Reading is “a kind of escape, to get out of this environment for a bit, to think about other things: other stories, other people, not just me,” she said.
Like most of her fellow inmates, de Souza was sentenced for drug-trafficking. She said she received five-year prison term for selling a cannabis-infused Brazilian chocolate treat known as “brigadeiro” in Portuguese. She arrived last November, but hopes to progress to Brazil's semiopen prison regime in August, which would allow her to leave prison during the day to work.
Brazil, which has one of the highest per-capita incarceration rates in Latin America, stands out for having one of the most formalized and nationwide systems for sentence remission via reading in the world. The rapidly growing program, which was first formally regulated in 2012 and then standardized across Brazil in 2021, received renewed attention earlier this year after the Supreme Court authorized Bolsonaro — who is serving a 27-year sentence for attempting a coup — to take part.

◆ **Exercises to complete**:
A – Answer these from the passage on reading in Brazilian prisons:
(i) For what offense was de Souza sentenced?
(ii) In what year was Brazil's program of sentence remission via reading first formally regulated?
(iii) How long is the sentence Bolsonaro is serving?
B – Pick up the passage on reading in Brazilian prisons after its final sentence and continue it.

(Layout dataset entries)

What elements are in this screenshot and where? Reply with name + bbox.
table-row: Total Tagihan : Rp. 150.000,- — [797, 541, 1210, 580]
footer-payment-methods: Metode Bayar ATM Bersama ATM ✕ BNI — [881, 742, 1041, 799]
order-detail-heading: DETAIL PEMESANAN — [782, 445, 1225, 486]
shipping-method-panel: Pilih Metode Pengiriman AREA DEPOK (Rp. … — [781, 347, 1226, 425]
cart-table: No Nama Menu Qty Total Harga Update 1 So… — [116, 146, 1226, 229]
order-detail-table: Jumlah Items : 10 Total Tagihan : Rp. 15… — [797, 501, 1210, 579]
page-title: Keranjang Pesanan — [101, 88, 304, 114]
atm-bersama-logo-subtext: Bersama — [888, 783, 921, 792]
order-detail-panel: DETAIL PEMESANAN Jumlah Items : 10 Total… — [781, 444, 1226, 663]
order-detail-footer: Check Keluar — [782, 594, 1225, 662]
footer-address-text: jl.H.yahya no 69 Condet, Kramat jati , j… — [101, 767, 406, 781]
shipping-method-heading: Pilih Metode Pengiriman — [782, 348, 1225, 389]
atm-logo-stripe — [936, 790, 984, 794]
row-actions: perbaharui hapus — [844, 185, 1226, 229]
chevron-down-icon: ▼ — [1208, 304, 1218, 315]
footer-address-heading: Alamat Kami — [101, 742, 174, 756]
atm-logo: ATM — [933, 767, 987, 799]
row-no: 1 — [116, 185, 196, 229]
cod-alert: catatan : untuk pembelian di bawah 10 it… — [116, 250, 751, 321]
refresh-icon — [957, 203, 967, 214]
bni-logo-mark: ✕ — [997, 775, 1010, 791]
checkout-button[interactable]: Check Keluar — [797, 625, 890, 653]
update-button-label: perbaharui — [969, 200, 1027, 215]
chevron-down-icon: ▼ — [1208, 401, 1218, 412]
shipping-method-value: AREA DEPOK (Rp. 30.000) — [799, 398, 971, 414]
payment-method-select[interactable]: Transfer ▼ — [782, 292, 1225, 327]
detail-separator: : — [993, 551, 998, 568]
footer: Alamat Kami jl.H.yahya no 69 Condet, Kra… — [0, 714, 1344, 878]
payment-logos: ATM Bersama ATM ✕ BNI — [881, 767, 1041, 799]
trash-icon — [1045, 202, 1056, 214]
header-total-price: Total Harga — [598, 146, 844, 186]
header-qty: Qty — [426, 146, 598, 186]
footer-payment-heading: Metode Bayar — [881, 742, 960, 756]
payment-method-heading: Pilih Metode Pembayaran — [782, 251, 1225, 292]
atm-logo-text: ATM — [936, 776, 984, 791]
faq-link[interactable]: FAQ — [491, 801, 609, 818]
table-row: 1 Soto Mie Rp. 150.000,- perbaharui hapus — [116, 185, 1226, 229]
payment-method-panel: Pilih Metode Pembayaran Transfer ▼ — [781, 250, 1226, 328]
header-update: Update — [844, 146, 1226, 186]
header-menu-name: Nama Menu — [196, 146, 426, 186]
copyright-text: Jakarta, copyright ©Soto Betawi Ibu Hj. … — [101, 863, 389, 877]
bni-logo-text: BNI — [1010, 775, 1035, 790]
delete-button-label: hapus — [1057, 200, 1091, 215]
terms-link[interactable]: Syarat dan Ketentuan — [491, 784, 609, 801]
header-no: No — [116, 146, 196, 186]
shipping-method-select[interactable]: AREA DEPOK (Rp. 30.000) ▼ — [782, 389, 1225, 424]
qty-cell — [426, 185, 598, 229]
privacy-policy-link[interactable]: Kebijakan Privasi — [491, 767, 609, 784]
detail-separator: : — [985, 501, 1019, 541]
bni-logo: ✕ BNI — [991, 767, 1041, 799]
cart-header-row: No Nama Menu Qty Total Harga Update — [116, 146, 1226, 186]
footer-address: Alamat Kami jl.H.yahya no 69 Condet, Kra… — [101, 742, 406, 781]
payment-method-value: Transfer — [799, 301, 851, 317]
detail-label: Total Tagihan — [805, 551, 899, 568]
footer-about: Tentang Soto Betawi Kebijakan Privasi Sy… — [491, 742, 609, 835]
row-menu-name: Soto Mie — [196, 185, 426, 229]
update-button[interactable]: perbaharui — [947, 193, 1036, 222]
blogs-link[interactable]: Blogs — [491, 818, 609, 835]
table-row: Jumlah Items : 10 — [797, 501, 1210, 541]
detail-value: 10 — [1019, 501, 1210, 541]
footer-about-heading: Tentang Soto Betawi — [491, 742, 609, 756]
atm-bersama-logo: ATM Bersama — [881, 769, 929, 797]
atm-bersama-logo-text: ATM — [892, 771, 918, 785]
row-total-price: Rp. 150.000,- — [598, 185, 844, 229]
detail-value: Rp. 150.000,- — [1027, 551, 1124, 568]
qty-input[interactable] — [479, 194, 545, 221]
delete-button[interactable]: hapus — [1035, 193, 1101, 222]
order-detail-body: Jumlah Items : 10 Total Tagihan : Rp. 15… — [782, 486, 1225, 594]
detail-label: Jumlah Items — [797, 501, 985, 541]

◆ **Task results**:
A –
(i) Drug-trafficking, for selling a cannabis-infused chocolate treat called "brigadeiro"
(ii) 2012
(iii) 27 years

B –
Andréia Oliveira, coordinator of female prisons and LGBTIQ+ inclusion in Rio state’s prisons, said that access to reading programs and schools helps the individual once they have left prison — but also society. “When we encourage education, ludic activities, knowledge, we return to society someone who can reconnect, respect rules,” she said.
Since 2022, literature professor Paulo Roberto Tonani has been conducting workshops in prisons so detainees in Rio can benefit from the measure.
Participants choose or are given a book in the initial kick off activity. They then discuss their book in the next encounter and finally, in a third meeting, they produce a review or a drawing that demonstrates comprehension.
Detainees have read “Captain of the Sands” by renowned Brazilian author Jorge Amado, “Crime and Punishment” by Fyodor Dostoevsky and “ The Color Purple ” by Alice Walker.
A much-loved favorite of participants is the illustrated book “Father Francisco,” by Marina Miyazaki Araujo, which tells the story of an incarcerated father from the child’s perspective, said Tonani. Many detainees in Brazilian prisons are from a poor background and did not complete basic education.
Some participants in the late March workshop at the Djanira Dolores de Oliveira prison were reading “Unsubmissive Tears of Women” by Brazilian writer Conceição Evaristo — including Celina Maria de Conceição, a 50-year-old woman originally from the northern state of Pernambuco.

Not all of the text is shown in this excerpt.